ROWS →
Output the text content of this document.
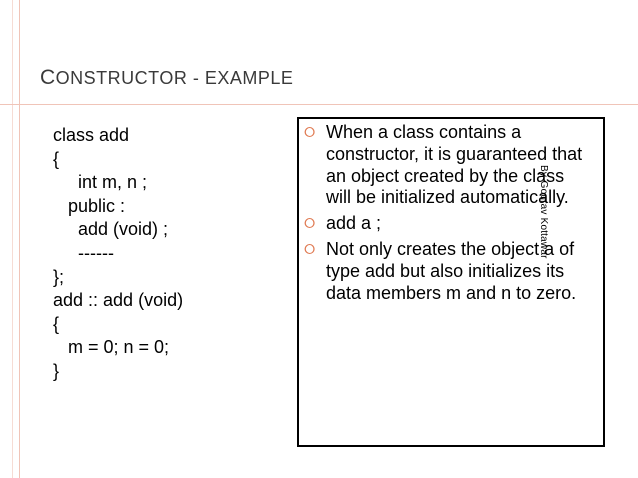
CONSTRUCTOR - EXAMPLE
class add
{
int m, n ;
public :
add (void) ;
------
};
add :: add (void)
{
m = 0; n = 0;
}
⭘ When a class contains a constructor, it is guaranteed that an object created by the class will be initialized automatically.
⭘ add a ;
⭘ Not only creates the object a of type add but also initializes its data members m and n to zero.
By-Gourav Kottawar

AIM OF THE EXERCISE → Keep the pictures out of your copy, and repeat every entry above exactly.

PROBLEM SOLUTION →
Output the text content of this document.
CONSTRUCTOR - EXAMPLE
class add
{
int m, n ;
public :
add (void) ;
------
};
add :: add (void)
{
m = 0; n = 0;
}
⭘ When a class contains a constructor, it is guaranteed that an object created by the class will be initialized automatically.
⭘ add a ;
⭘ Not only creates the object a of type add but also initializes its data members m and n to zero.
By-Gourav Kottawar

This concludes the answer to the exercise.